PAGE:
++++

The new heuristics to detect 'Binary files' should be reverted to the
old one (before 2.20) as the new one has too big a potential to silently
fail important tasks.
One of the most important use cases of grep is processing file lists,
eg. in the pipe: find | grep | tar. This is often done by backup
software, eg. the in debian package 'backup2l'.
The new behaviour of grep -- to output 'Binary file matches' after
output started -- has silently broken the 'backup2l' script and has the
potential of silently breaking many other backup scripts as well.
Test case:
$ find /etc/ssl/certs/ | LANG= grep pem
Outcome:
grep will stop with 'Binary file (standard input) matches' after
outputting a small percentage of the existing .pem files.
Expected behaviour:
grep should list all .pem files.
This behaviour is particularly insidious because users may not notice
that their backup archives are a bit smaller than before or that their
backups complete a bit faster, while many thousand files may be missing.

++++

GIVEN INFORMATION:
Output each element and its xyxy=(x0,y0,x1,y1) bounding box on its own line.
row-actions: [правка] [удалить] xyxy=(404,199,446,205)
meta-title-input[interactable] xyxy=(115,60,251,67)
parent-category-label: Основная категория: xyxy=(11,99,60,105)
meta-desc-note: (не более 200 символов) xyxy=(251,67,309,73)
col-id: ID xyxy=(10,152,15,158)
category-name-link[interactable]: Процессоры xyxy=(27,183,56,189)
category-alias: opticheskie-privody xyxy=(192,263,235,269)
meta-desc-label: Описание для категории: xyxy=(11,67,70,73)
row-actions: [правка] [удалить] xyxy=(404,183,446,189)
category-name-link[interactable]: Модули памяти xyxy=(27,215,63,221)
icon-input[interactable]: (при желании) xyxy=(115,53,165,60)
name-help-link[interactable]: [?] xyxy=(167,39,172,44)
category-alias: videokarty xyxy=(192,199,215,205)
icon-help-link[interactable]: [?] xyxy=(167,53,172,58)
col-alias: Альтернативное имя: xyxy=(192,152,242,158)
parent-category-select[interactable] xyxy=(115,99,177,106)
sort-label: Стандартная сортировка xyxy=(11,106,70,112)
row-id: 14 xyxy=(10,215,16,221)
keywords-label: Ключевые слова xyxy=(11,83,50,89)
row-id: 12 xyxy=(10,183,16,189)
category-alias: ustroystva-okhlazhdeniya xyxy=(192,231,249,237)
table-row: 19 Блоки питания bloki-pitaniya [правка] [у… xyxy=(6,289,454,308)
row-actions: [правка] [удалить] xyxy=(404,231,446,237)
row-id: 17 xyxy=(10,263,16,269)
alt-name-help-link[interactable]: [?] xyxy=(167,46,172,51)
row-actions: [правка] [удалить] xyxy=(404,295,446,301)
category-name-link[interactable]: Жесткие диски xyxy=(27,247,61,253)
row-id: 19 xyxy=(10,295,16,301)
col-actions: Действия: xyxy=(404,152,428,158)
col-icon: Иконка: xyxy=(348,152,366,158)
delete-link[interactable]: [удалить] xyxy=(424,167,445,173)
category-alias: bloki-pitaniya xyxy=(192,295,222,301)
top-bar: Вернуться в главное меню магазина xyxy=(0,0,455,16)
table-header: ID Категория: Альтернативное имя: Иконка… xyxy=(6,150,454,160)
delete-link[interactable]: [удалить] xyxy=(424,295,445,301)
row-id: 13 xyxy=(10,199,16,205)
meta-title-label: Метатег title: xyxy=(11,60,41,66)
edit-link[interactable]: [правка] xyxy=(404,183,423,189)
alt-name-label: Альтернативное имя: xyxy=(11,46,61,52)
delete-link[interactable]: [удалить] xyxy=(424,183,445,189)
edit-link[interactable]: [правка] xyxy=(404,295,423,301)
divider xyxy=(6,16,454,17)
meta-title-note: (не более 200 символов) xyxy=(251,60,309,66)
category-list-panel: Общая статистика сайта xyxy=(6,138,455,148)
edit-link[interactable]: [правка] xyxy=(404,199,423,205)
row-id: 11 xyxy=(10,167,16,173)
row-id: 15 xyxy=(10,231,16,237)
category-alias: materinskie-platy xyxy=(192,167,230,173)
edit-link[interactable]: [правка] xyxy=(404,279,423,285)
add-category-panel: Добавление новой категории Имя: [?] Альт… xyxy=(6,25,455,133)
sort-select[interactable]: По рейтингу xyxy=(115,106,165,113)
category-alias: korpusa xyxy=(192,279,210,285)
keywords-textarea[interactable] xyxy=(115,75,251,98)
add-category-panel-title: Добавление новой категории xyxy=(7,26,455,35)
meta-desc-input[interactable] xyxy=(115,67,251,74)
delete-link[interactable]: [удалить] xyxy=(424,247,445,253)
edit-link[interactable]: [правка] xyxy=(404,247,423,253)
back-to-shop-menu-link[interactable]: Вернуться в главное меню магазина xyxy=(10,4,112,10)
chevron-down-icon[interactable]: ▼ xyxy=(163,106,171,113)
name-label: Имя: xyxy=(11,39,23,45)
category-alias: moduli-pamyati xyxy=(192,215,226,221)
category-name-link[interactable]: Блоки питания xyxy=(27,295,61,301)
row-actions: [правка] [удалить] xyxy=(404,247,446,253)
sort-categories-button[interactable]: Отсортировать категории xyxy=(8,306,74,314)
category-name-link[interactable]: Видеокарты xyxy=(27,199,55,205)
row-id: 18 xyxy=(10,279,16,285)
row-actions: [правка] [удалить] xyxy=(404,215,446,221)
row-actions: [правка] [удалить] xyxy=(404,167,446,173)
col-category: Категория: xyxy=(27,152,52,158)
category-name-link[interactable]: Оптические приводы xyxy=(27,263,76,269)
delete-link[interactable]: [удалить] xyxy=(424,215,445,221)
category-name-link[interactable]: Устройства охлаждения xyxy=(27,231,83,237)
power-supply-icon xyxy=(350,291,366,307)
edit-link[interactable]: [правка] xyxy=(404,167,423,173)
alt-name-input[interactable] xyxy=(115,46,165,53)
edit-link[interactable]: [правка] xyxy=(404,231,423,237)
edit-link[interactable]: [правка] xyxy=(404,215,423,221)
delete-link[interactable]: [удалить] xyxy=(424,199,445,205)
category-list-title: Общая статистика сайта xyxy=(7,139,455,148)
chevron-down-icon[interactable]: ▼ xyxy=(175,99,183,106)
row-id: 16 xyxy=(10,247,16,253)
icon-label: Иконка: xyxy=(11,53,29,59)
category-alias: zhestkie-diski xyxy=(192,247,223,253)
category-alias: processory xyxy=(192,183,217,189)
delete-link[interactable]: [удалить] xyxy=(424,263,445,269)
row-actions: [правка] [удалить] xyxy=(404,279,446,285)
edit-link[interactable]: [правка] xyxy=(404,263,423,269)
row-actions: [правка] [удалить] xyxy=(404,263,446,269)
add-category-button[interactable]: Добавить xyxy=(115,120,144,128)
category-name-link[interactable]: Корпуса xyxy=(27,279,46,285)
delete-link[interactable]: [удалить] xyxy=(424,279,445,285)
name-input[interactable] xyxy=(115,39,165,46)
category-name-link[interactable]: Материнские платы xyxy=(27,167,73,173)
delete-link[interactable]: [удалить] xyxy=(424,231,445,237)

++++

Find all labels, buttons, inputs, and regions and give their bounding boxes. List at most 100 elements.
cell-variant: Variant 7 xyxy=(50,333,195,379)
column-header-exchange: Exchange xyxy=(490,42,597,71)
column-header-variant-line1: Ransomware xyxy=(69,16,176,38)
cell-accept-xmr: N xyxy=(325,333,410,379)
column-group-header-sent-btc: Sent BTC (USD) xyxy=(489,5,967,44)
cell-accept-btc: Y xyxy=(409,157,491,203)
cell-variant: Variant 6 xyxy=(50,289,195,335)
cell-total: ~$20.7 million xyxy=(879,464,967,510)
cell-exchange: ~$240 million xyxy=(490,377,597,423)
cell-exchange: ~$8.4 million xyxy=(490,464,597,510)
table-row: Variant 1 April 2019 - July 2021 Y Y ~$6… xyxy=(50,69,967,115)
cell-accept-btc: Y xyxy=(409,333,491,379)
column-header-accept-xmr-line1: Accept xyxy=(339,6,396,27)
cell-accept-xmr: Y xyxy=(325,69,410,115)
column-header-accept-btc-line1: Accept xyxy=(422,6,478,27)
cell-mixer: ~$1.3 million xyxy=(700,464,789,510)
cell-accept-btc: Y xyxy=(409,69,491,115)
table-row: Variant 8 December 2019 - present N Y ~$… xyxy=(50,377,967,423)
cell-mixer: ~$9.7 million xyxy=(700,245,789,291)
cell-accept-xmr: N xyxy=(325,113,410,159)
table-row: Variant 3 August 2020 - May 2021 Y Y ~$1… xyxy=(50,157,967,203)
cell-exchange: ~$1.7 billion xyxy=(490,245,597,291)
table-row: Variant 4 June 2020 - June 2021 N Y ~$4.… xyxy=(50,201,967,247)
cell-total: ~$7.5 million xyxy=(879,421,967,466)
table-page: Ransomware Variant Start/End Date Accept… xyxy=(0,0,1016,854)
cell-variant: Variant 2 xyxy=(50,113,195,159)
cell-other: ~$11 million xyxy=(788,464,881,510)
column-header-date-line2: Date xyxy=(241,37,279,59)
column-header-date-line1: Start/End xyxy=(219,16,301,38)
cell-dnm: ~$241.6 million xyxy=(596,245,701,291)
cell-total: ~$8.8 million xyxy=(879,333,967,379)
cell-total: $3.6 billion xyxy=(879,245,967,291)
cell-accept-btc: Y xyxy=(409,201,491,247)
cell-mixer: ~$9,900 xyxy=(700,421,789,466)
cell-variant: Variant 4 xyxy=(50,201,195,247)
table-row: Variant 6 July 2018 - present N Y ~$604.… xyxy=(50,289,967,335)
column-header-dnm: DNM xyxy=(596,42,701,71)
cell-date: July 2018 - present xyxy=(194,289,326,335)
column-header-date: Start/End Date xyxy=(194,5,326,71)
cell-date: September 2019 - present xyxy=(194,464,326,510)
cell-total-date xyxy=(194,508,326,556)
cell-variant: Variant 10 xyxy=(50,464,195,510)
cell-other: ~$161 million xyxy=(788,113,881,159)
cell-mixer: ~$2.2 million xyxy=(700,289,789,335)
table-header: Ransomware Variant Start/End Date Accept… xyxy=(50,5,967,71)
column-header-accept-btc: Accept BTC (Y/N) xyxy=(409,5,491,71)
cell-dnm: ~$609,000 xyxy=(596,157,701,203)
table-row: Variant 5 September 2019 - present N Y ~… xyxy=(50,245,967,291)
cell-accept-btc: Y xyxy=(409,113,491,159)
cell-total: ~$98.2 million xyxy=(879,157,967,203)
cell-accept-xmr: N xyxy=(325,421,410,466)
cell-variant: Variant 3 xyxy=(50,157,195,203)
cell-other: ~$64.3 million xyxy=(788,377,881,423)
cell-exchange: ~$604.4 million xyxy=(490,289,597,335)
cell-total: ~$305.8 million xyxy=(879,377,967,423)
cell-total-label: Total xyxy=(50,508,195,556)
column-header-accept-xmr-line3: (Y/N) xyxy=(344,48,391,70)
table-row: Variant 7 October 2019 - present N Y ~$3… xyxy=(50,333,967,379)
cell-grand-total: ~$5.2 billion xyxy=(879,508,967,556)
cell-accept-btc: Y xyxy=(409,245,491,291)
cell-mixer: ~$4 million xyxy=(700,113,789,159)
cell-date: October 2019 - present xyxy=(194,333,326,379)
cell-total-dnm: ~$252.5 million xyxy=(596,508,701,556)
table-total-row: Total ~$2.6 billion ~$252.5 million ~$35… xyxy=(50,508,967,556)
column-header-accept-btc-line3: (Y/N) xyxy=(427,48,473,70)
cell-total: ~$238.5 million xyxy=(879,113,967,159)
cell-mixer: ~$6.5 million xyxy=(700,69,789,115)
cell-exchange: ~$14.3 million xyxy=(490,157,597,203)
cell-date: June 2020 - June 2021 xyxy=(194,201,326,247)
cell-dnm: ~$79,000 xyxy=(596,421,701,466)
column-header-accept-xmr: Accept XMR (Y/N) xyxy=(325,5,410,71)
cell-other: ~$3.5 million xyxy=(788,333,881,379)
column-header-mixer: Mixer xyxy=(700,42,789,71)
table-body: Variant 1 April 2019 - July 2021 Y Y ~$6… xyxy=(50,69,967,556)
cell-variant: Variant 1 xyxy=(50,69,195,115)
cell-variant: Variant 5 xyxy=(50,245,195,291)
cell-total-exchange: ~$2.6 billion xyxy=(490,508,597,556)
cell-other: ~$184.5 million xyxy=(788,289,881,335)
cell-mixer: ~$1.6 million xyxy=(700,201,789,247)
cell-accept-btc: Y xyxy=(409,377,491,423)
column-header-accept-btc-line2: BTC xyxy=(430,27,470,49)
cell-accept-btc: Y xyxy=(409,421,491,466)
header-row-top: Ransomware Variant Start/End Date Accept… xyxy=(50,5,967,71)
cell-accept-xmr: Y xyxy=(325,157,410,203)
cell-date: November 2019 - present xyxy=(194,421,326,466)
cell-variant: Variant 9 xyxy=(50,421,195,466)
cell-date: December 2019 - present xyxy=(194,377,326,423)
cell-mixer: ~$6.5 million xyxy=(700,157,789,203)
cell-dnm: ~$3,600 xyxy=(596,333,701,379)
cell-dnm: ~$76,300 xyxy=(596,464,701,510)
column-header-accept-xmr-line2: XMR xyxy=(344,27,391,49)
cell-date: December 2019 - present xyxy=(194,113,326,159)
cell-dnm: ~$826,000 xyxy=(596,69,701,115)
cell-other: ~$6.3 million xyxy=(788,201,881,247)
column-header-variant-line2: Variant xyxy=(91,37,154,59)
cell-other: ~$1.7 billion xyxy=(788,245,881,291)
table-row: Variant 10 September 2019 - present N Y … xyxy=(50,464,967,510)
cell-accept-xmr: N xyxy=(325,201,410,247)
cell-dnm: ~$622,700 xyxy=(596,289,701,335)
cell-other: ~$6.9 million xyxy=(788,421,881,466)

++++

DIRECTIVES:
**a)** List every command named in the example pipe in the grep bug report.
**b)** Extend the grep bug report from its last sentence onward.

RESPONSES FOR EACH TASK:
**a)** find, grep, tar

**b)**
Q: Why do you use LANG= ?
A: To illustrate the problem and because 'backup2l' does that.
Q: Why don't people use the -a switch?
A: People may not notice anything wrong with their backups until they
need them.
Q: Why don't you file a bug against 'backup2l'?
A: I will. But this is such a common use case that I suspect that many
of the backup scripts that people wrote just for themselves are now broken.
Q: Why don't you just set the correct locale?
A: Even then it suffices to have one bogus-encoded filename somewhere to
break your whole backup. It is easy to catch such a file from the
internet or from song or picture metadata.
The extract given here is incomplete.